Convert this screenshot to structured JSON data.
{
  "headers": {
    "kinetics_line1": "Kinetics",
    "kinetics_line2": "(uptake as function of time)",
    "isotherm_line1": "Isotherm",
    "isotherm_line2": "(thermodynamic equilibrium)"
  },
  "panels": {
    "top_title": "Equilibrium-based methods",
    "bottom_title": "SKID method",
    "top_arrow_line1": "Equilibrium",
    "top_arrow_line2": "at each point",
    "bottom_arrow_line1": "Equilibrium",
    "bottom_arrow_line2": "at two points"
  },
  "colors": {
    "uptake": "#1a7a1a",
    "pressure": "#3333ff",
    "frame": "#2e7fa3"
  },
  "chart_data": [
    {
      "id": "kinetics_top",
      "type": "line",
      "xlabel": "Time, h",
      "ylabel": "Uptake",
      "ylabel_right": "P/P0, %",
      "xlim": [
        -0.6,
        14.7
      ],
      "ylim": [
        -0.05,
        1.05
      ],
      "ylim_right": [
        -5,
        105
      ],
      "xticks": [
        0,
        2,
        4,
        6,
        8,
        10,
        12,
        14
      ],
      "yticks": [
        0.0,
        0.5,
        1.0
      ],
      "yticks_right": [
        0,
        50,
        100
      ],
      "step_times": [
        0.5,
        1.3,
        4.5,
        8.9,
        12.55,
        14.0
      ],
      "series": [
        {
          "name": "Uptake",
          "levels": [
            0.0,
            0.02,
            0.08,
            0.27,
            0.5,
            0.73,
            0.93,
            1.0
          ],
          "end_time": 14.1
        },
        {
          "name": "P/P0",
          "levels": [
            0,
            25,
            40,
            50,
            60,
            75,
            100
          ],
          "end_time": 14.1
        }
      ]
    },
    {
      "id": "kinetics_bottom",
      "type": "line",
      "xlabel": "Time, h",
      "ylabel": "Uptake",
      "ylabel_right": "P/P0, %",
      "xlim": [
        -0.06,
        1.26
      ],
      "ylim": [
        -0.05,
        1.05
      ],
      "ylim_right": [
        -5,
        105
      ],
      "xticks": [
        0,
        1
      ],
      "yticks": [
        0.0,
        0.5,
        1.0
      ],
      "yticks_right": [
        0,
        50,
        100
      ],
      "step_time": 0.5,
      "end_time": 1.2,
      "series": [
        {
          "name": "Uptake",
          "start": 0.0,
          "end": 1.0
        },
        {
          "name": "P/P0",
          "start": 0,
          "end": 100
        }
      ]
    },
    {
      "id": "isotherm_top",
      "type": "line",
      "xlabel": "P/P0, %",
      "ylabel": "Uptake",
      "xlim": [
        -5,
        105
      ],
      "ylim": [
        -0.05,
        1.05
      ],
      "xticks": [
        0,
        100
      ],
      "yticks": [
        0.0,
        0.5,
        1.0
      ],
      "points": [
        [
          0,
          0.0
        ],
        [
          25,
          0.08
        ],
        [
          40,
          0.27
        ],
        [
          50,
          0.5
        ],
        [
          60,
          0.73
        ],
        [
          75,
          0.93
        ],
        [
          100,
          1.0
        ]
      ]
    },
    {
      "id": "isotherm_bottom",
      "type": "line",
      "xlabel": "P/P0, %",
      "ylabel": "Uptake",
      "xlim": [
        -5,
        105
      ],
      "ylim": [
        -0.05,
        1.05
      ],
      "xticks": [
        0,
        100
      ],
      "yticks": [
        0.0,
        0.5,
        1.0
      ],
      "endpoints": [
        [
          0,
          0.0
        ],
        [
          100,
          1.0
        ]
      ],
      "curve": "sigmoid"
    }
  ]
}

* [WHAT YOU SHOULD DO] From the first line to the last, retype the data exactly.

* [THE COMPLETED TASK]
Convert this screenshot to structured JSON data.
{
  "headers": {
    "kinetics_line1": "Kinetics",
    "kinetics_line2": "(uptake as function of time)",
    "isotherm_line1": "Isotherm",
    "isotherm_line2": "(thermodynamic equilibrium)"
  },
  "panels": {
    "top_title": "Equilibrium-based methods",
    "bottom_title": "SKID method",
    "top_arrow_line1": "Equilibrium",
    "top_arrow_line2": "at each point",
    "bottom_arrow_line1": "Equilibrium",
    "bottom_arrow_line2": "at two points"
  },
  "colors": {
    "uptake": "#1a7a1a",
    "pressure": "#3333ff",
    "frame": "#2e7fa3"
  },
  "chart_data": [
    {
      "id": "kinetics_top",
      "type": "line",
      "xlabel": "Time, h",
      "ylabel": "Uptake",
      "ylabel_right": "P/P0, %",
      "xlim": [
        -0.6,
        14.7
      ],
      "ylim": [
        -0.05,
        1.05
      ],
      "ylim_right": [
        -5,
        105
      ],
      "xticks": [
        0,
        2,
        4,
        6,
        8,
        10,
        12,
        14
      ],
      "yticks": [
        0.0,
        0.5,
        1.0
      ],
      "yticks_right": [
        0,
        50,
        100
      ],
      "step_times": [
        0.5,
        1.3,
        4.5,
        8.9,
        12.55,
        14.0
      ],
      "series": [
        {
          "name": "Uptake",
          "levels": [
            0.0,
            0.02,
            0.08,
            0.27,
            0.5,
            0.73,
            0.93,
            1.0
          ],
          "end_time": 14.1
        },
        {
          "name": "P/P0",
          "levels": [
            0,
            25,
            40,
            50,
            60,
            75,
            100
          ],
          "end_time": 14.1
        }
      ]
    },
    {
      "id": "kinetics_bottom",
      "type": "line",
      "xlabel": "Time, h",
      "ylabel": "Uptake",
      "ylabel_right": "P/P0, %",
      "xlim": [
        -0.06,
        1.26
      ],
      "ylim": [
        -0.05,
        1.05
      ],
      "ylim_right": [
        -5,
        105
      ],
      "xticks": [
        0,
        1
      ],
      "yticks": [
        0.0,
        0.5,
        1.0
      ],
      "yticks_right": [
        0,
        50,
        100
      ],
      "step_time": 0.5,
      "end_time": 1.2,
      "series": [
        {
          "name": "Uptake",
          "start": 0.0,
          "end": 1.0
        },
        {
          "name": "P/P0",
          "start": 0,
          "end": 100
        }
      ]
    },
    {
      "id": "isotherm_top",
      "type": "line",
      "xlabel": "P/P0, %",
      "ylabel": "Uptake",
      "xlim": [
        -5,
        105
      ],
      "ylim": [
        -0.05,
        1.05
      ],
      "xticks": [
        0,
        100
      ],
      "yticks": [
        0.0,
        0.5,
        1.0
      ],
      "points": [
        [
          0,
          0.0
        ],
        [
          25,
          0.08
        ],
        [
          40,
          0.27
        ],
        [
          50,
          0.5
        ],
        [
          60,
          0.73
        ],
        [
          75,
          0.93
        ],
        [
          100,
          1.0
        ]
      ]
    },
    {
      "id": "isotherm_bottom",
      "type": "line",
      "xlabel": "P/P0, %",
      "ylabel": "Uptake",
      "xlim": [
        -5,
        105
      ],
      "ylim": [
        -0.05,
        1.05
      ],
      "xticks": [
        0,
        100
      ],
      "yticks": [
        0.0,
        0.5,
        1.0
      ],
      "endpoints": [
        [
          0,
          0.0
        ],
        [
          100,
          1.0
        ]
      ],
      "curve": "sigmoid"
    }
  ]
}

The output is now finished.